Records to use:
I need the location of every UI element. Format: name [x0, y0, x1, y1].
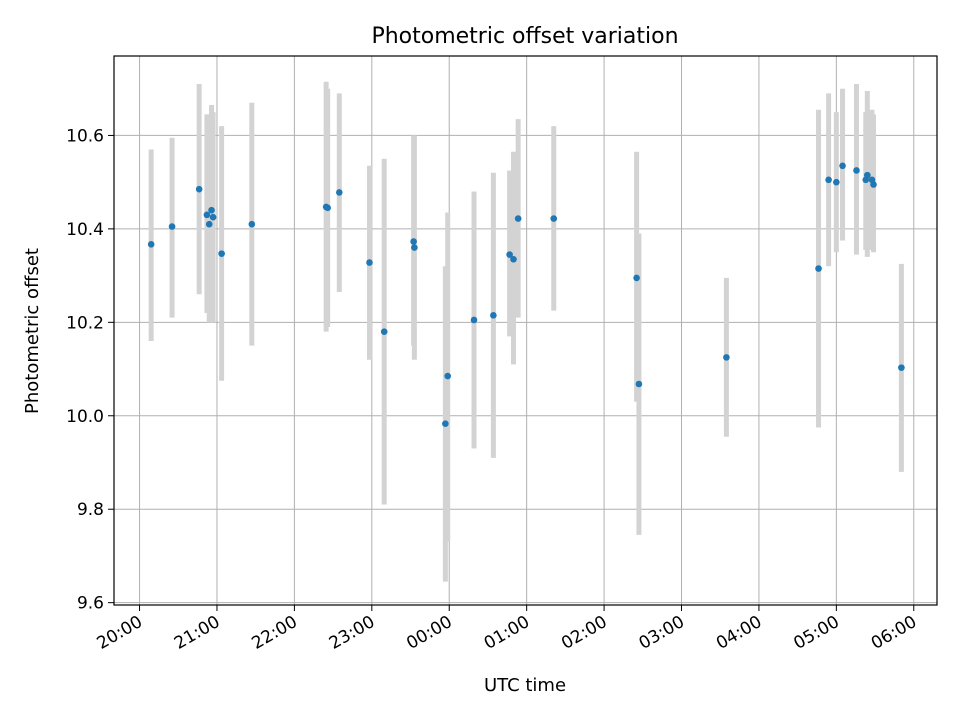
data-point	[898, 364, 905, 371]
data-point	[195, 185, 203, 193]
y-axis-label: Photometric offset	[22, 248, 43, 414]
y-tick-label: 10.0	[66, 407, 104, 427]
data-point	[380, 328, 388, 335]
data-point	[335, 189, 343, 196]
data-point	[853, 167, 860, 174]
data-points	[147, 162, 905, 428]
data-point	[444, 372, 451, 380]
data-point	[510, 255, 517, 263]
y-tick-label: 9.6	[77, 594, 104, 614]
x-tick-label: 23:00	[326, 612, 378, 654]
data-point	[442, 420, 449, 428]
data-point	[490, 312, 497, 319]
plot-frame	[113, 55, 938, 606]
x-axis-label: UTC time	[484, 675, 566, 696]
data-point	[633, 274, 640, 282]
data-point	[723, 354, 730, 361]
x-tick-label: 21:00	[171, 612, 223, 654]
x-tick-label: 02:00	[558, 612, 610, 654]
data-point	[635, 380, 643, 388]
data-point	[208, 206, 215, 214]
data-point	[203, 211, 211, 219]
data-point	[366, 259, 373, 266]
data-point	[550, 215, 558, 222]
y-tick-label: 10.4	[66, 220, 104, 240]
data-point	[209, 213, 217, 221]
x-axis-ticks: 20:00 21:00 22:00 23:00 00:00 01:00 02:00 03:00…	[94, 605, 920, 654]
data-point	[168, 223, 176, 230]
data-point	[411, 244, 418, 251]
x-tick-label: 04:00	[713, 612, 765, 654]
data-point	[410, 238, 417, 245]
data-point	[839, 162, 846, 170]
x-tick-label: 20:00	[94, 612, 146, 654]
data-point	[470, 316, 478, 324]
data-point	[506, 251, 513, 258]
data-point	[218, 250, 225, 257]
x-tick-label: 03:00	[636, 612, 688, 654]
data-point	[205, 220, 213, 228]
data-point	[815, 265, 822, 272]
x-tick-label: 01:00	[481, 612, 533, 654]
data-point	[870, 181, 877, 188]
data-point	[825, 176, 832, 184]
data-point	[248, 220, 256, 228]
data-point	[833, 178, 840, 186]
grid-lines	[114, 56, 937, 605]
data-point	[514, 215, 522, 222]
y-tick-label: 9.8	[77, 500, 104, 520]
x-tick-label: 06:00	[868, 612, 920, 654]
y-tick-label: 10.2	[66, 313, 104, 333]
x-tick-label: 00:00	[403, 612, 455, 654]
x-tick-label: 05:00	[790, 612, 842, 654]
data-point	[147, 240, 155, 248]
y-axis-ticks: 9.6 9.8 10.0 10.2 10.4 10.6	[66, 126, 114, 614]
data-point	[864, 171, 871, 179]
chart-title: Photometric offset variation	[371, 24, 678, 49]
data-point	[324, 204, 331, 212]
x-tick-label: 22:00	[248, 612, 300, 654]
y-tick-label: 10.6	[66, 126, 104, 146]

--

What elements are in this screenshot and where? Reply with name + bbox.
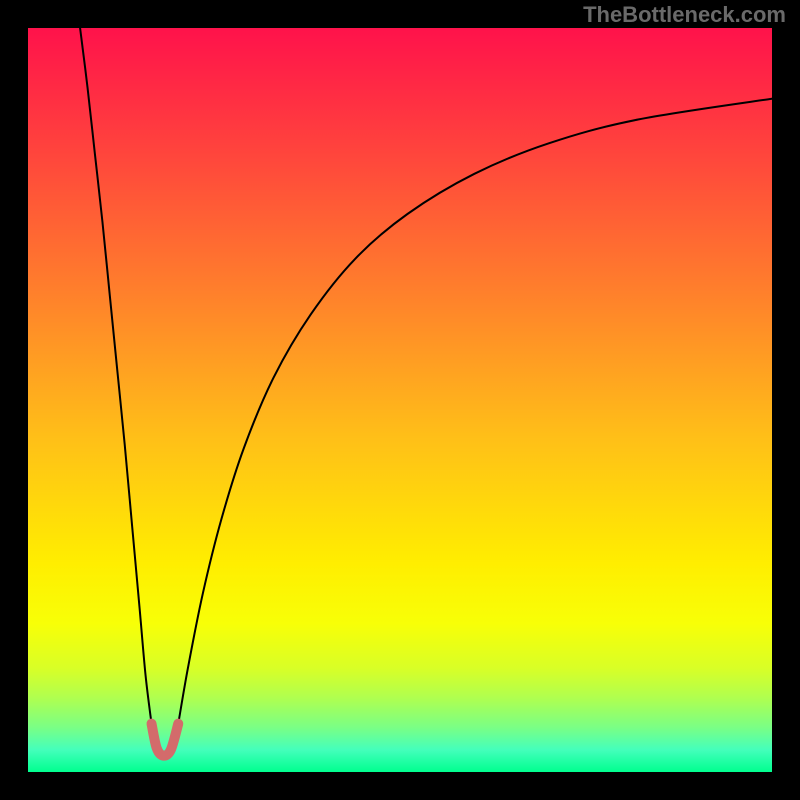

Problem to work on:
Rewrite the part of the items that opens with the line containing "I need the location" and closes with the line containing "594, 104, 614]", changing "Photometric offset" to "Magnitude offset" and keeping everything else the same. Leave the pictures out of your answer.

Reply:
I need the location of every UI element. Format: name [x0, y0, x1, y1].
data-point	[898, 364, 905, 371]
data-point	[195, 185, 203, 193]
y-axis-label: Magnitude offset	[22, 248, 43, 414]
y-tick-label: 10.0	[66, 407, 104, 427]
data-point	[380, 328, 388, 335]
data-point	[335, 189, 343, 196]
data-point	[853, 167, 860, 174]
data-points	[147, 162, 905, 428]
data-point	[444, 372, 451, 380]
data-point	[510, 255, 517, 263]
y-tick-label: 9.6	[77, 594, 104, 614]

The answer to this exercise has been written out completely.